- _TASK TO COMPLETE_
Gather all lines containing the string "Empty" and copy them out.

- _EXERCISE MATERIALS_
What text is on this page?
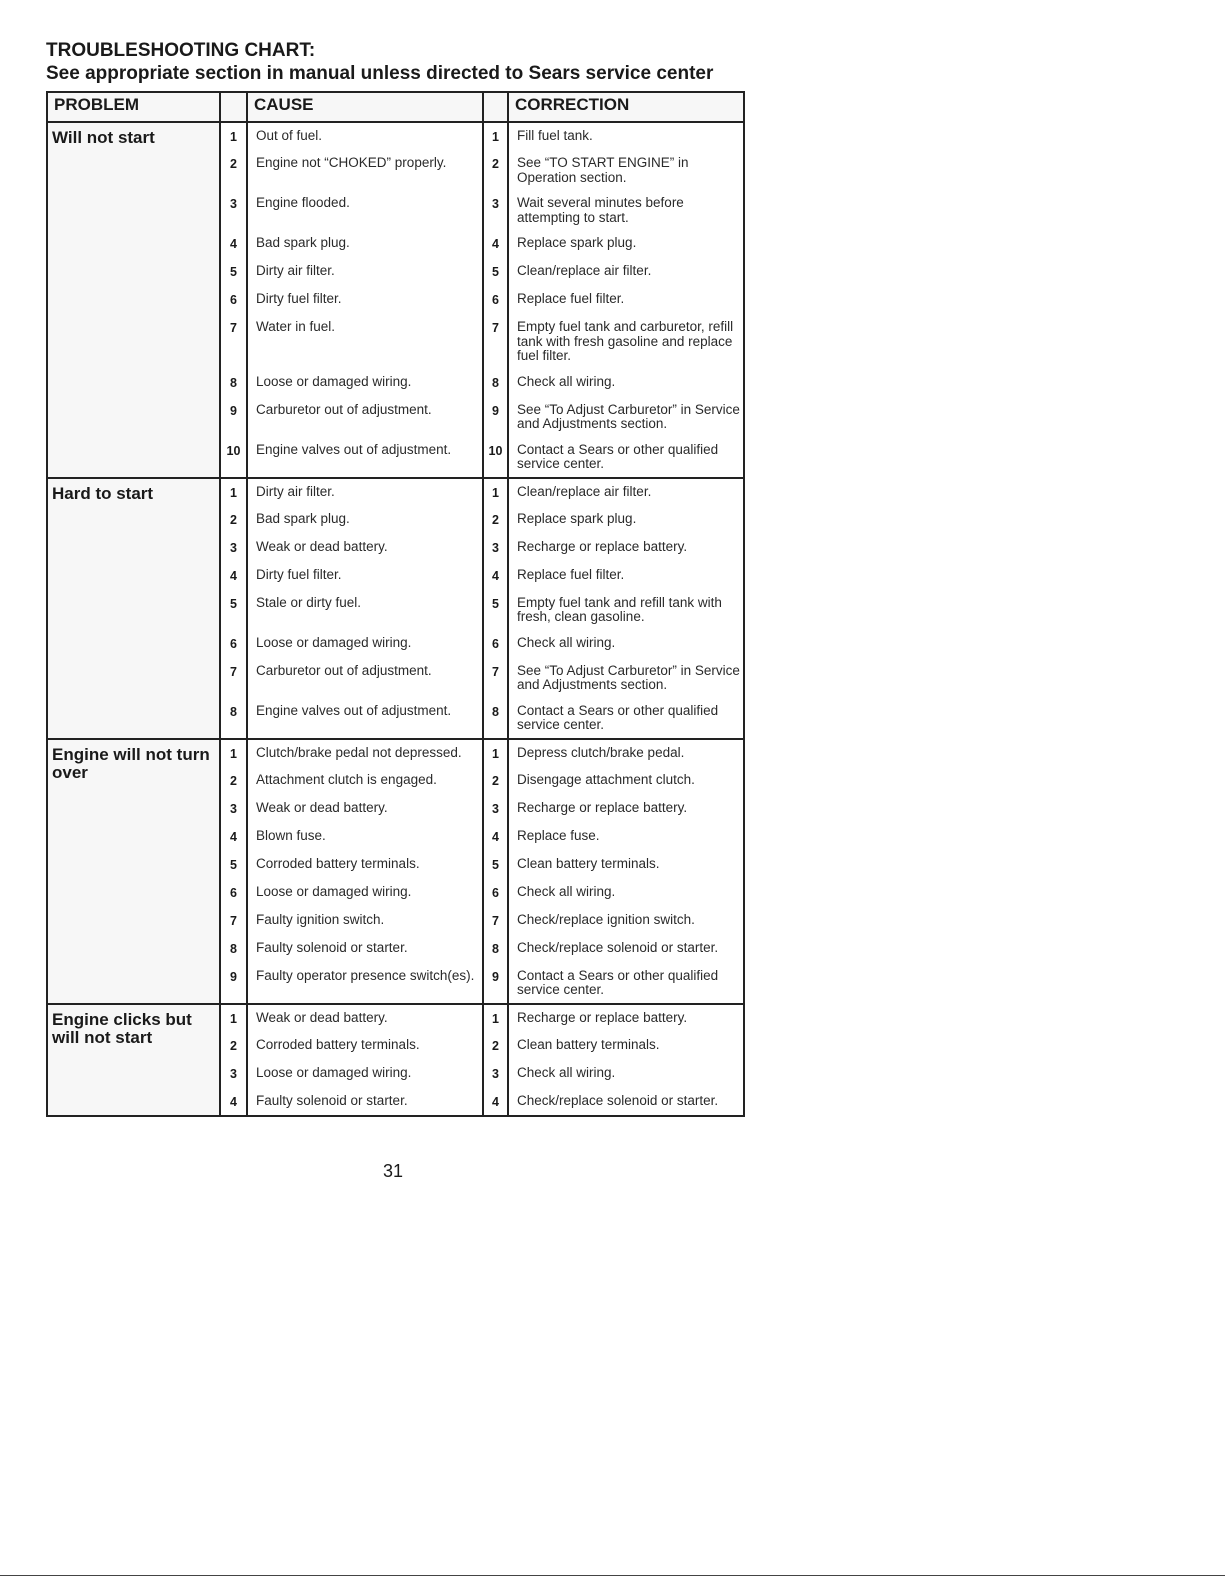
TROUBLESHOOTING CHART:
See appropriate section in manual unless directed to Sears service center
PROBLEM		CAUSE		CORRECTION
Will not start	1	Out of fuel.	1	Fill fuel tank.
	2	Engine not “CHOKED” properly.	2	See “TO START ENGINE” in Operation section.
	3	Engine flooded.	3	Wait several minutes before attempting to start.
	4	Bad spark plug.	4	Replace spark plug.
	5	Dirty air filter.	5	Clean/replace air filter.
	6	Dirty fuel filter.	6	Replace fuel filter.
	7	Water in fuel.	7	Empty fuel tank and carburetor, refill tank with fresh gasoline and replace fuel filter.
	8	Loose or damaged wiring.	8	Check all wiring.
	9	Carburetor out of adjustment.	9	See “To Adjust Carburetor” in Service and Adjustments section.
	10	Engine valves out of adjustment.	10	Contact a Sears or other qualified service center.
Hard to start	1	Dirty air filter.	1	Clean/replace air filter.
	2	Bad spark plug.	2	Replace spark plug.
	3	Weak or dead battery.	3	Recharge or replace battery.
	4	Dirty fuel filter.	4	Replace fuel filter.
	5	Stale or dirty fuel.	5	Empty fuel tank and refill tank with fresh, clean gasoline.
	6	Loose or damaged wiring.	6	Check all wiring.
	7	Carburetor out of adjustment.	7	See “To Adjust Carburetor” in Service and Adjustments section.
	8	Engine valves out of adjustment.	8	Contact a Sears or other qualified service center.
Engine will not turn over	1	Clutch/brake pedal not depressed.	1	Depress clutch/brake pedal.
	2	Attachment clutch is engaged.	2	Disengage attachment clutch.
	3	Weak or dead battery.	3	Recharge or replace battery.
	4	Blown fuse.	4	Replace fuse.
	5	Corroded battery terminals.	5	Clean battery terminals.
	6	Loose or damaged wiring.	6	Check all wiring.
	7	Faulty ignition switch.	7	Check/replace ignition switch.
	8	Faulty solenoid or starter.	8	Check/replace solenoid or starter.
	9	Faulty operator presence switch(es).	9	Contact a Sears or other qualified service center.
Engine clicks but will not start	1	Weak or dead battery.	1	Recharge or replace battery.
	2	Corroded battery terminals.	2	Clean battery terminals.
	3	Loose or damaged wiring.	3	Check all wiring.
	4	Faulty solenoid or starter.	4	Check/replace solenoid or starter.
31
* * *
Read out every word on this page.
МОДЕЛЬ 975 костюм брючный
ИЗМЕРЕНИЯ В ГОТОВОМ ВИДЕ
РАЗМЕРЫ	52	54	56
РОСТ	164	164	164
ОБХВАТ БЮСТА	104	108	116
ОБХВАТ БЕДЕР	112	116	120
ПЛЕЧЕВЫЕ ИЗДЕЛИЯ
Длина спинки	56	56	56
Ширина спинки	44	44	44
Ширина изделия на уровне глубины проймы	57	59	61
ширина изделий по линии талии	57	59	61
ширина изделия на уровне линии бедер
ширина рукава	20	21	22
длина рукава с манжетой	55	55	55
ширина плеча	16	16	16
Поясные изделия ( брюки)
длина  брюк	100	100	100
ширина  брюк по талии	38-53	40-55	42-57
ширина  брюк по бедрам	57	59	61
==
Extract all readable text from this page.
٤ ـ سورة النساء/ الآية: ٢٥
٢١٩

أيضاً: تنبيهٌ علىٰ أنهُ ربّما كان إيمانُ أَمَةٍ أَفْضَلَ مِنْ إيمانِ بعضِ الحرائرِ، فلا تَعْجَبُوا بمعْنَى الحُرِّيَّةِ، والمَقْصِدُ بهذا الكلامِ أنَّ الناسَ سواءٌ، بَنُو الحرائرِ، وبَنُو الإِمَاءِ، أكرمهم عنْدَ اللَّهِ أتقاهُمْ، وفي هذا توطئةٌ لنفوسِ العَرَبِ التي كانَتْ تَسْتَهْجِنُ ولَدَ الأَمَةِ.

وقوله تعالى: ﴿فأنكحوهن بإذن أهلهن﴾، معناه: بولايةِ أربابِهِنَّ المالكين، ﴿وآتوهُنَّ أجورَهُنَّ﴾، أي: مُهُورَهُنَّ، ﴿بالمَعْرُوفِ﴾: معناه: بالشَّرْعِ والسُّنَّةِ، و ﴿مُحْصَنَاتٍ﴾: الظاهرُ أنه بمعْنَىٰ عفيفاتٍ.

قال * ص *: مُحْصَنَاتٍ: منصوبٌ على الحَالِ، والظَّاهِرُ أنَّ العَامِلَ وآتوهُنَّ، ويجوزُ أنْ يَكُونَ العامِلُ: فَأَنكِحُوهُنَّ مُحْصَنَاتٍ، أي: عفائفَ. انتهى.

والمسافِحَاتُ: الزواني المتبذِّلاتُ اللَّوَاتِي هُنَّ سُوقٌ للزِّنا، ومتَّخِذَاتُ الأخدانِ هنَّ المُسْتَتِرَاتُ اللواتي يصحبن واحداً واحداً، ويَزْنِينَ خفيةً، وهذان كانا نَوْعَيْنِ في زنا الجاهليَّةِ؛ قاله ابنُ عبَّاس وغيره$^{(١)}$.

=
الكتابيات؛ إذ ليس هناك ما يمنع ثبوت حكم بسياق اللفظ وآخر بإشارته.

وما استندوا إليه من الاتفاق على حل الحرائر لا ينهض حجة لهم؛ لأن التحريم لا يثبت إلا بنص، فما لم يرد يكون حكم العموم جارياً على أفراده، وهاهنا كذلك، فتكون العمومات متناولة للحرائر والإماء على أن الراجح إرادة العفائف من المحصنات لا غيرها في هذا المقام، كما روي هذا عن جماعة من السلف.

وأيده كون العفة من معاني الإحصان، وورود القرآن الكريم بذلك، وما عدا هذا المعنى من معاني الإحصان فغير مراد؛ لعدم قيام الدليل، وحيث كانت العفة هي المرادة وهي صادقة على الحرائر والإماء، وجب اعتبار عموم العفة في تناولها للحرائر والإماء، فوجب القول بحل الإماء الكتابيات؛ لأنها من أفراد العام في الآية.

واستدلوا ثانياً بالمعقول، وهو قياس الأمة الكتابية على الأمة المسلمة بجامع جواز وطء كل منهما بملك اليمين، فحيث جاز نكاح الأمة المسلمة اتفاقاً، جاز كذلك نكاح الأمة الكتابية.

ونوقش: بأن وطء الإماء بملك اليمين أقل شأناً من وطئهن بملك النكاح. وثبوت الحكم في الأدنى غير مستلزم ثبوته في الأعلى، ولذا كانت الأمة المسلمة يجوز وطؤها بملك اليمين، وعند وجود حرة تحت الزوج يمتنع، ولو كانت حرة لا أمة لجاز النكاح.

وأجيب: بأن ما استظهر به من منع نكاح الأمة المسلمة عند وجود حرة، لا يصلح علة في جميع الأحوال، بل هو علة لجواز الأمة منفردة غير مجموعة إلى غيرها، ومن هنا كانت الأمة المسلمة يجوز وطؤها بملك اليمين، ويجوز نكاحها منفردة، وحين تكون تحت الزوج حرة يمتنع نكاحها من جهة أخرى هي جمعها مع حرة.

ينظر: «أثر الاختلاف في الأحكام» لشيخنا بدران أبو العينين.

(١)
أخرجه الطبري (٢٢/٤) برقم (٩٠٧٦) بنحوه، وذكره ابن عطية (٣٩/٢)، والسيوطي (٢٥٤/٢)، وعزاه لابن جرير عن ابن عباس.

- _ANSWER TO THE TASK_
	7	Water in fuel.	7	Empty fuel tank and carburetor, refill tank with fresh gasoline and replace fuel filter.
	5	Stale or dirty fuel.	5	Empty fuel tank and refill tank with fresh, clean gasoline.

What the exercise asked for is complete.